Dataset records
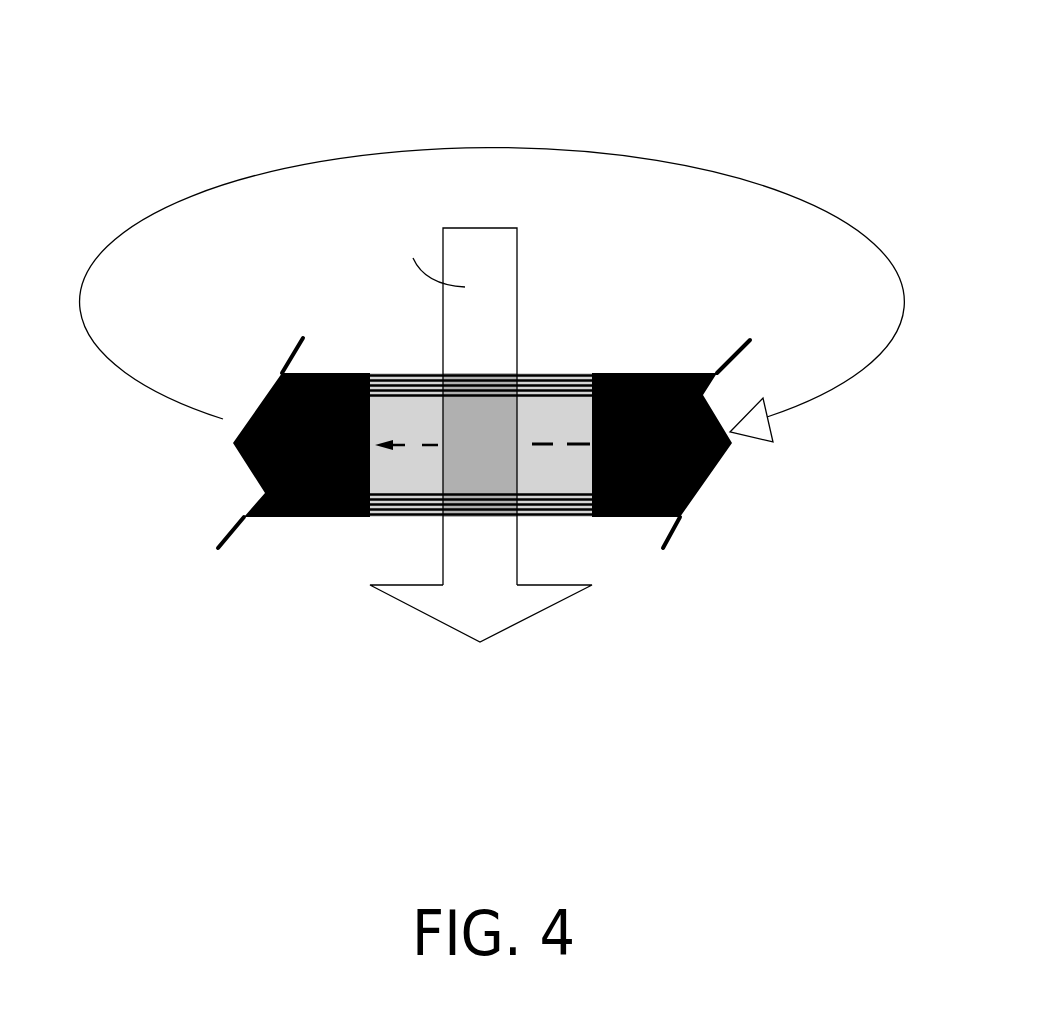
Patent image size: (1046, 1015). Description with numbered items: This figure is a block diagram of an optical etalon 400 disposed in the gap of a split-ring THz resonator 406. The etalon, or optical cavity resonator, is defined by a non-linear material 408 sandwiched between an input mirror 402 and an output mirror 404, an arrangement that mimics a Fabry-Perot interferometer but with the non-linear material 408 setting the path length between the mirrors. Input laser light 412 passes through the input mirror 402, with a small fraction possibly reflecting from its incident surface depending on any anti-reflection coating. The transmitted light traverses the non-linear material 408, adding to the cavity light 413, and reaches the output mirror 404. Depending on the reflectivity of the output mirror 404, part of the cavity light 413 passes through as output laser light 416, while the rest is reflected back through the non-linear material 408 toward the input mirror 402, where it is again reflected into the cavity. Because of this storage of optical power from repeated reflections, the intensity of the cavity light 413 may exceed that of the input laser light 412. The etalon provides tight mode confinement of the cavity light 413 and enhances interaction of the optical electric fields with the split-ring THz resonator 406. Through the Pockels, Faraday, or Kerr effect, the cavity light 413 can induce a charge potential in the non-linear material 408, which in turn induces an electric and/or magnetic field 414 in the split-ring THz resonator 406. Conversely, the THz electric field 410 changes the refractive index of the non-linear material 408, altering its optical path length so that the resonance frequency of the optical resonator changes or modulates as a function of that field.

The optical etalon 400 is at (492, 366).
The input mirror 402 is at (407, 372).
The output mirror 404 is at (410, 517).
The split-ring THz resonator 406 is at (630, 372).
The non-linear material 408 is at (578, 433).
The THz electric field 410 is at (428, 448).
The input laser light 412 is at (518, 273).
The cavity light 413 is at (497, 463).
The electric and/or magnetic field 414 is at (880, 357).
The output laser light 416 is at (417, 612).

What to do
Repeat every line of the material above word for word, leaving out the picture.

Solution below
Patent image size: (1046, 1015). Description with numbered items: This figure is a block diagram of an optical etalon 400 disposed in the gap of a split-ring THz resonator 406. The etalon, or optical cavity resonator, is defined by a non-linear material 408 sandwiched between an input mirror 402 and an output mirror 404, an arrangement that mimics a Fabry-Perot interferometer but with the non-linear material 408 setting the path length between the mirrors. Input laser light 412 passes through the input mirror 402, with a small fraction possibly reflecting from its incident surface depending on any anti-reflection coating. The transmitted light traverses the non-linear material 408, adding to the cavity light 413, and reaches the output mirror 404. Depending on the reflectivity of the output mirror 404, part of the cavity light 413 passes through as output laser light 416, while the rest is reflected back through the non-linear material 408 toward the input mirror 402, where it is again reflected into the cavity. Because of this storage of optical power from repeated reflections, the intensity of the cavity light 413 may exceed that of the input laser light 412. The etalon provides tight mode confinement of the cavity light 413 and enhances interaction of the optical electric fields with the split-ring THz resonator 406. Through the Pockels, Faraday, or Kerr effect, the cavity light 413 can induce a charge potential in the non-linear material 408, which in turn induces an electric and/or magnetic field 414 in the split-ring THz resonator 406. Conversely, the THz electric field 410 changes the refractive index of the non-linear material 408, altering its optical path length so that the resonance frequency of the optical resonator changes or modulates as a function of that field.

The optical etalon 400 is at (492, 366).
The input mirror 402 is at (407, 372).
The output mirror 404 is at (410, 517).
The split-ring THz resonator 406 is at (630, 372).
The non-linear material 408 is at (578, 433).
The THz electric field 410 is at (428, 448).
The input laser light 412 is at (518, 273).
The cavity light 413 is at (497, 463).
The electric and/or magnetic field 414 is at (880, 357).
The output laser light 416 is at (417, 612).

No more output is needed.